▶ _Exercise_
In the material below, the lines containing the word "Output" are required; copy each of them.

━━━━━━━━━━

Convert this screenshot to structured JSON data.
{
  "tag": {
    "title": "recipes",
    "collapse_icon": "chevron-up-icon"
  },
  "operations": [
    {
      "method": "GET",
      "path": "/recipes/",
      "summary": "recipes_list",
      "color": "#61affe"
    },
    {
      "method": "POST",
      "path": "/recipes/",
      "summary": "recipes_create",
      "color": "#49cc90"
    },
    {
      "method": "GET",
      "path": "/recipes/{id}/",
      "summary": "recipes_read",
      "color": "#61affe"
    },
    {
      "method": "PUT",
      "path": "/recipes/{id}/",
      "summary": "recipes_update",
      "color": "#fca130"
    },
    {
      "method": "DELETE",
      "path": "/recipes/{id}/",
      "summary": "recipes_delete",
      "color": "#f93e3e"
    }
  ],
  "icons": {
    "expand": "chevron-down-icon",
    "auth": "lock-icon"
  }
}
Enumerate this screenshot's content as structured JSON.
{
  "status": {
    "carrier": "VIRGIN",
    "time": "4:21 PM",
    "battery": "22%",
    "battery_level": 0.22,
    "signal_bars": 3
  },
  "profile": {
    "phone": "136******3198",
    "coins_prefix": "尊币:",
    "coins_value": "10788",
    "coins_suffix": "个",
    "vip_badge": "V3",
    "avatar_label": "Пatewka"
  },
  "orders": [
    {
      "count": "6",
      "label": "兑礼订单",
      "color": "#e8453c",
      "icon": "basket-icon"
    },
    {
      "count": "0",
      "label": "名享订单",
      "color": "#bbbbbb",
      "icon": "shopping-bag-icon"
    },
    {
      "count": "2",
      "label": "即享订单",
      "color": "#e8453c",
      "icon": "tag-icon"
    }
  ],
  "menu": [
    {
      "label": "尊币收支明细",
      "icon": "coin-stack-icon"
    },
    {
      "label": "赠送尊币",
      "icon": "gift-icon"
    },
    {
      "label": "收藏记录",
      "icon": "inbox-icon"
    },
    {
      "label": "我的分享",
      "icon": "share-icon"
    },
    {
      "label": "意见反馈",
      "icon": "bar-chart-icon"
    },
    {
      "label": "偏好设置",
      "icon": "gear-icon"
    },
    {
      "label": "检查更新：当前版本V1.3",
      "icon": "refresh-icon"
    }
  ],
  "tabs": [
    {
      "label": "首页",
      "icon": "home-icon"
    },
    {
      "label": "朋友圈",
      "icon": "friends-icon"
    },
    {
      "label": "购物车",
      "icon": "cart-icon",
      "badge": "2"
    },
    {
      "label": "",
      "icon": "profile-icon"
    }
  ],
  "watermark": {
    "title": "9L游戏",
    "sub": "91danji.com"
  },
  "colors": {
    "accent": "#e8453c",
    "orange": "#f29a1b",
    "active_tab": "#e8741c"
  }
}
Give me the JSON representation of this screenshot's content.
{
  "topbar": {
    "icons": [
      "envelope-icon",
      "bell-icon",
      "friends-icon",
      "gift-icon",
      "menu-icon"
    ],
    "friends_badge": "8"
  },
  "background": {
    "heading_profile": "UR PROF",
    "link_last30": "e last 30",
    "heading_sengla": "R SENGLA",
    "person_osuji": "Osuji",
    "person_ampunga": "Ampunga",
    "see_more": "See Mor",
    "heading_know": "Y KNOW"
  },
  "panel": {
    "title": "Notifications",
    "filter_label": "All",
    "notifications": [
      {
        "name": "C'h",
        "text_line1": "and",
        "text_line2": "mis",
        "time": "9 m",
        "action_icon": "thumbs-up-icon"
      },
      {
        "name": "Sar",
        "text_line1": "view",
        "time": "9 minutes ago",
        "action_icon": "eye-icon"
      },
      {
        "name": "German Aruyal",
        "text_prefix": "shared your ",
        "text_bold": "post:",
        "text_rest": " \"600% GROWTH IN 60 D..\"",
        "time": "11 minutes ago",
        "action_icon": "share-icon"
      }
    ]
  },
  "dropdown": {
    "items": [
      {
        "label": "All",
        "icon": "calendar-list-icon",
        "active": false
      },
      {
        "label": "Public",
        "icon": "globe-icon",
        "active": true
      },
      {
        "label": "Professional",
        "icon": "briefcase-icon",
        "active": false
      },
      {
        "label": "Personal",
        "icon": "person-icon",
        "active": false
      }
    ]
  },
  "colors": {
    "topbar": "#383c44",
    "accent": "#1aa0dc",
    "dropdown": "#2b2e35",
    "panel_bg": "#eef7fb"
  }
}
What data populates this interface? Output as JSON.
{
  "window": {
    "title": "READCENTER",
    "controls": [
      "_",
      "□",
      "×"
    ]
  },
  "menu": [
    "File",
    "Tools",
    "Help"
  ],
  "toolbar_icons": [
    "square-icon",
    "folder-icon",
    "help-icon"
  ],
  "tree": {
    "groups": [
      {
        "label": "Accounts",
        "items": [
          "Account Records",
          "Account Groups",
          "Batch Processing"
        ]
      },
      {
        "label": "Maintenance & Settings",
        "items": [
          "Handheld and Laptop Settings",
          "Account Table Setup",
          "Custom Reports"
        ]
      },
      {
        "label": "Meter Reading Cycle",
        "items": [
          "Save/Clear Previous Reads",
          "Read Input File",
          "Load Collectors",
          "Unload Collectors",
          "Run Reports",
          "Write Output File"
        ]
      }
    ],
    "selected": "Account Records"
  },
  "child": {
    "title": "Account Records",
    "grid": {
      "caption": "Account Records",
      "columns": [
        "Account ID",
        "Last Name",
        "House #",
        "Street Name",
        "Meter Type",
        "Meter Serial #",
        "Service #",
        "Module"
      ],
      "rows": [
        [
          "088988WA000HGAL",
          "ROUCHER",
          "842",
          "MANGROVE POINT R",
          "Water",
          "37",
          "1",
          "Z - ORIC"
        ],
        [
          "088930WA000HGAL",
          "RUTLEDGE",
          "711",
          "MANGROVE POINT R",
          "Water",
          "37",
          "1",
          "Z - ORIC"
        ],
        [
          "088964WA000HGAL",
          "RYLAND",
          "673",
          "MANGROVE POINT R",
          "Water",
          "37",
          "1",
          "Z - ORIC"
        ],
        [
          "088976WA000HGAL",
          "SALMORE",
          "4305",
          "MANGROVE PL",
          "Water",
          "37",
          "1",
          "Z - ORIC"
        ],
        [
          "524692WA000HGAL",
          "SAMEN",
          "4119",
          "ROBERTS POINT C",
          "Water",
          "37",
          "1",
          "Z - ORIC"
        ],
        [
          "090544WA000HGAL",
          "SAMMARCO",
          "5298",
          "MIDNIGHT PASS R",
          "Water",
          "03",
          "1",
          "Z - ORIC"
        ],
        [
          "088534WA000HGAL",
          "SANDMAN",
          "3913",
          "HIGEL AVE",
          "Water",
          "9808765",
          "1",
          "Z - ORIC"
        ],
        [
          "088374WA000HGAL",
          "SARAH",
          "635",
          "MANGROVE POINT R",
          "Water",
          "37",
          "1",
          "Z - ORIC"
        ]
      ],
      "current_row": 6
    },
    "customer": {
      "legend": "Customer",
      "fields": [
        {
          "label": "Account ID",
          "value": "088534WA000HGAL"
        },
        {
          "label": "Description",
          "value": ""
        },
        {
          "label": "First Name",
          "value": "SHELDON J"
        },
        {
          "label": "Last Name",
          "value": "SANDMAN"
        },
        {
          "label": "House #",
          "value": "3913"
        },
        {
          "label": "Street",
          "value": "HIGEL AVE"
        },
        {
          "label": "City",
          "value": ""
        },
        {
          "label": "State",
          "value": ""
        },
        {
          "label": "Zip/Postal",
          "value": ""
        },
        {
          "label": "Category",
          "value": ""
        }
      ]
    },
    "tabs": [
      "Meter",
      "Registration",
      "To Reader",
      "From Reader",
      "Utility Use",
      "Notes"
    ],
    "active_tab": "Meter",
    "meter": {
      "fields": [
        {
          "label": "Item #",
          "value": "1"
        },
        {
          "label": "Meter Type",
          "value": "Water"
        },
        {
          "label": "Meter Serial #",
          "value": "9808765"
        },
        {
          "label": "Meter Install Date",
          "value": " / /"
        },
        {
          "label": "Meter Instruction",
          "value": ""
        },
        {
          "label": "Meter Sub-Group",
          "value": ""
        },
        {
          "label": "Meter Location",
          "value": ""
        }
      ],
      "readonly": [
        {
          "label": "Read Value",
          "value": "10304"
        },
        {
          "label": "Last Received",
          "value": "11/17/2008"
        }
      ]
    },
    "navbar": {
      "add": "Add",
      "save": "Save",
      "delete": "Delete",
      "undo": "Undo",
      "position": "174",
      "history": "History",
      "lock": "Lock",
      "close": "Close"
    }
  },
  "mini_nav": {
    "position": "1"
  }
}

━━━━━━━━━━

▶ _Solution to this exercise_
What data populates this interface? Output as JSON.
          "Write Output File"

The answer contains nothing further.